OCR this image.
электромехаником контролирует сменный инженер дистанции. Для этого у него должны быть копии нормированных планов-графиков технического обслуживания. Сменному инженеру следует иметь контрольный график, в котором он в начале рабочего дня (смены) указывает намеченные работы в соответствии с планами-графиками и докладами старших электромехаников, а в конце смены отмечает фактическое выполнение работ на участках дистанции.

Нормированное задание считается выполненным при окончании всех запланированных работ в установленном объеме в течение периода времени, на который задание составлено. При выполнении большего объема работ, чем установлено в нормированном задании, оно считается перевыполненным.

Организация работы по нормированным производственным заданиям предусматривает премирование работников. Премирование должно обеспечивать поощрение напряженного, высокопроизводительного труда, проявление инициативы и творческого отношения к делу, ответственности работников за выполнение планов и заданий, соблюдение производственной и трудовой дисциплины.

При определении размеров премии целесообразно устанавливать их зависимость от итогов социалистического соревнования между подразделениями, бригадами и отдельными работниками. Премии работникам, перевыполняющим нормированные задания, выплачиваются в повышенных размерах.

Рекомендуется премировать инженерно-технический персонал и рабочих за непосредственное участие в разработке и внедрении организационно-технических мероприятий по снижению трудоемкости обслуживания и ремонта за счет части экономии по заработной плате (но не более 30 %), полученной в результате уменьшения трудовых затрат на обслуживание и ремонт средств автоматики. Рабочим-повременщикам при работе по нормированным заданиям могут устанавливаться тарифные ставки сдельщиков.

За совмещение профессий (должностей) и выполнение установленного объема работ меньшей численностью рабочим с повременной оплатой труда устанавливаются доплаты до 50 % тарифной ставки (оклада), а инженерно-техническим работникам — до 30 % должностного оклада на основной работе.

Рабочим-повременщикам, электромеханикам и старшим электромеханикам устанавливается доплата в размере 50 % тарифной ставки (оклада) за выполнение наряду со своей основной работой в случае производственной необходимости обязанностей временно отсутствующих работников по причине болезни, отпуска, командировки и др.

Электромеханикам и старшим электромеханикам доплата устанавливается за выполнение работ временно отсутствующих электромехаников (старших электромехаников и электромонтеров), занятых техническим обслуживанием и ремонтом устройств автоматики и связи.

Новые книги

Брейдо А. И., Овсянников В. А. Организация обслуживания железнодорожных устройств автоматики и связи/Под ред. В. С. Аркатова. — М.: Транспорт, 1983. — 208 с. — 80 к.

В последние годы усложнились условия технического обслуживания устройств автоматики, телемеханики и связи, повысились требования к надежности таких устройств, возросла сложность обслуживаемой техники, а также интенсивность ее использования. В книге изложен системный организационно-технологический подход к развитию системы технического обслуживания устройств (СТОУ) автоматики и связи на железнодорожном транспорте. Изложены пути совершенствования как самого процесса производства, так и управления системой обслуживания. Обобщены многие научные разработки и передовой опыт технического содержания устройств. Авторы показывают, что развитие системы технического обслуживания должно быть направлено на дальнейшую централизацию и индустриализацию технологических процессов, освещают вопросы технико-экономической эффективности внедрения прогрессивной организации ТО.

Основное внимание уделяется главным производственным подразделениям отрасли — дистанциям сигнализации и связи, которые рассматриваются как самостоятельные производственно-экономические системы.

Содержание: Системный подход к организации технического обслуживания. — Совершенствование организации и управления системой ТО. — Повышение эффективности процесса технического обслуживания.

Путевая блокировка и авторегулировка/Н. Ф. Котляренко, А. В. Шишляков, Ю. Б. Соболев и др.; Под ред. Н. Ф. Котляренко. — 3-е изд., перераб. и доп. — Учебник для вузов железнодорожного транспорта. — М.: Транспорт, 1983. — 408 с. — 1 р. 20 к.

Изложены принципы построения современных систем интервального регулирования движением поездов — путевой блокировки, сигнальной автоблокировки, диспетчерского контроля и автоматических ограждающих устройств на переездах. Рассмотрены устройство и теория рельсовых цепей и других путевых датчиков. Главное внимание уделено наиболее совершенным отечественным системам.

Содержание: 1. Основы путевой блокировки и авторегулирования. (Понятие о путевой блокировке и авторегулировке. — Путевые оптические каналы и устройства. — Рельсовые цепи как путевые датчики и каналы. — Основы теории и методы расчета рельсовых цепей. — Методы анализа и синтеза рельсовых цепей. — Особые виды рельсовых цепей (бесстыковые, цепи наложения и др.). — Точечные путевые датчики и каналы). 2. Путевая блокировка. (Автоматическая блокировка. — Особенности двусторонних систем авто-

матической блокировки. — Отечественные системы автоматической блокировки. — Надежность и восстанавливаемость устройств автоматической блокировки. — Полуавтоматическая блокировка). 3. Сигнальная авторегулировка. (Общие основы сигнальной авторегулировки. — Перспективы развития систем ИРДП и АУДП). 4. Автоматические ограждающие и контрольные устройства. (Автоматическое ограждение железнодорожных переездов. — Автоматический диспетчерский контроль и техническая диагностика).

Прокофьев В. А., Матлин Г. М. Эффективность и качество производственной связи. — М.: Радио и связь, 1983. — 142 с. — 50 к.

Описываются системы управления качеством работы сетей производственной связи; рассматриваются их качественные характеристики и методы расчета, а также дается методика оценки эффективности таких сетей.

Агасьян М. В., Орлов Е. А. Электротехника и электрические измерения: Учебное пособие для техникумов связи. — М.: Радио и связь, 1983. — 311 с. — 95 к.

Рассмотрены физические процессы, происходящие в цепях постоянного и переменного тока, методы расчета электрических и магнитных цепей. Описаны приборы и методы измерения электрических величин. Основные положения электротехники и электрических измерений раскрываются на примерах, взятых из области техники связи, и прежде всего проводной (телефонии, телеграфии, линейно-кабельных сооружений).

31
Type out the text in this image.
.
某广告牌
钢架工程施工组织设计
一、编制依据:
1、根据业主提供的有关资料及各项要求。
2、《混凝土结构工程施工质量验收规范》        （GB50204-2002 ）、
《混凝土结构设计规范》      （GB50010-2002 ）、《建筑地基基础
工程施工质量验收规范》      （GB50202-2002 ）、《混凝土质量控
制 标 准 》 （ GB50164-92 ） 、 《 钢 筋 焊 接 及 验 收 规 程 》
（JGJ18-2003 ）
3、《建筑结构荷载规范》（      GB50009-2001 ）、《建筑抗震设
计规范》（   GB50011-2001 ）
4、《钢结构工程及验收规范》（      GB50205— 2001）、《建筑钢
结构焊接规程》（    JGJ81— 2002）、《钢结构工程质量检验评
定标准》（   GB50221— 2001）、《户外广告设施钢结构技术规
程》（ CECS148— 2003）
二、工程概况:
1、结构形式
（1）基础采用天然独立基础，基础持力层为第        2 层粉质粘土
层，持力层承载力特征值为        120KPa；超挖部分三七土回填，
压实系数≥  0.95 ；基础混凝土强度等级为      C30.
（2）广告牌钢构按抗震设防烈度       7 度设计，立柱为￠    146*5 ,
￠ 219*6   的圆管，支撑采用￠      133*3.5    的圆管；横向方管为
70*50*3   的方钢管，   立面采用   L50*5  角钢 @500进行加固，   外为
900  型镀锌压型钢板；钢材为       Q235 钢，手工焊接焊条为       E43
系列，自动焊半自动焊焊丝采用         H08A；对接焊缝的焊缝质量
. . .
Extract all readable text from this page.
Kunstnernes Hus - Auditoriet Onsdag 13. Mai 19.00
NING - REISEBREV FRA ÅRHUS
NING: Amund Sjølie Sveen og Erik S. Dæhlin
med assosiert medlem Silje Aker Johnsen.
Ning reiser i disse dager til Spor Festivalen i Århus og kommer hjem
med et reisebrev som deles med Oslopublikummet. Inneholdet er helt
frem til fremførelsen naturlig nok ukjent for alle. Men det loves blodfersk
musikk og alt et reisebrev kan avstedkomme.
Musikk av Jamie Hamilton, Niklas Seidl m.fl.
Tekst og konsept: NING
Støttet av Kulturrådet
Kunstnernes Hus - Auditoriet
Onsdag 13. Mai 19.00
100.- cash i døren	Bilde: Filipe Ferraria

--

Goal of the exercise:
Copy every line of the entries above in which "связь" occurs.

Reply:
Прокофьев В. А., Матлин Г. М. Эффективность и качество производственной связи. — М.: Радио и связь, 1983. — 142 с. — 50 к.
Агасьян М. В., Орлов Е. А. Электротехника и электрические измерения: Учебное пособие для техникумов связи. — М.: Радио и связь, 1983. — 311 с. — 95 к.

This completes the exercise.